## [EXERCISE]
Locate the word "ссылкой" in the entries below, then gather every line that holds it.

## [RECORDS FOR THIS EXERCISE]
*-*-*

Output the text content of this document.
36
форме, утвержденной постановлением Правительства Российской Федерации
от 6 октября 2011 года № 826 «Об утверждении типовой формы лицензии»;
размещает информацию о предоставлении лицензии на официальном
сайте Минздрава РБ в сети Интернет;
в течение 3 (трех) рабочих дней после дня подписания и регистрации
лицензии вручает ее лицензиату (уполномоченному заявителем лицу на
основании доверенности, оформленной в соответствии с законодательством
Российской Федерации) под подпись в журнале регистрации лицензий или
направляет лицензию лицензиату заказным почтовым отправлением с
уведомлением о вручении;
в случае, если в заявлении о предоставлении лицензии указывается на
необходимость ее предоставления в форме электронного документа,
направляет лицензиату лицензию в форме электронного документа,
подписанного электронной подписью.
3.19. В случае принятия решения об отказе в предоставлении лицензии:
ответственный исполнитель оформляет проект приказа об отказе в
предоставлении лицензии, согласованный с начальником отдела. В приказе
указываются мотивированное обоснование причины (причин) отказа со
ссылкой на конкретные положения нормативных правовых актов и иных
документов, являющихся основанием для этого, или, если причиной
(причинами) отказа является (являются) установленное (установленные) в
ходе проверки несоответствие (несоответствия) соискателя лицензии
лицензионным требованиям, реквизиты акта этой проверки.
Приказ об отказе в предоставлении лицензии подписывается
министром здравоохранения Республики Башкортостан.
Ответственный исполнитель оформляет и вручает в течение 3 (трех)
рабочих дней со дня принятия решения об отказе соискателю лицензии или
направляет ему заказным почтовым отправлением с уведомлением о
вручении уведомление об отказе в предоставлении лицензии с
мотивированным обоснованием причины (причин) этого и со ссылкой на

*-*-*

## [SOLUTION FOR THIS PROBLEM]
ссылкой на конкретные положения нормативных правовых актов и иных
мотивированным обоснованием причины (причин) этого и со ссылкой на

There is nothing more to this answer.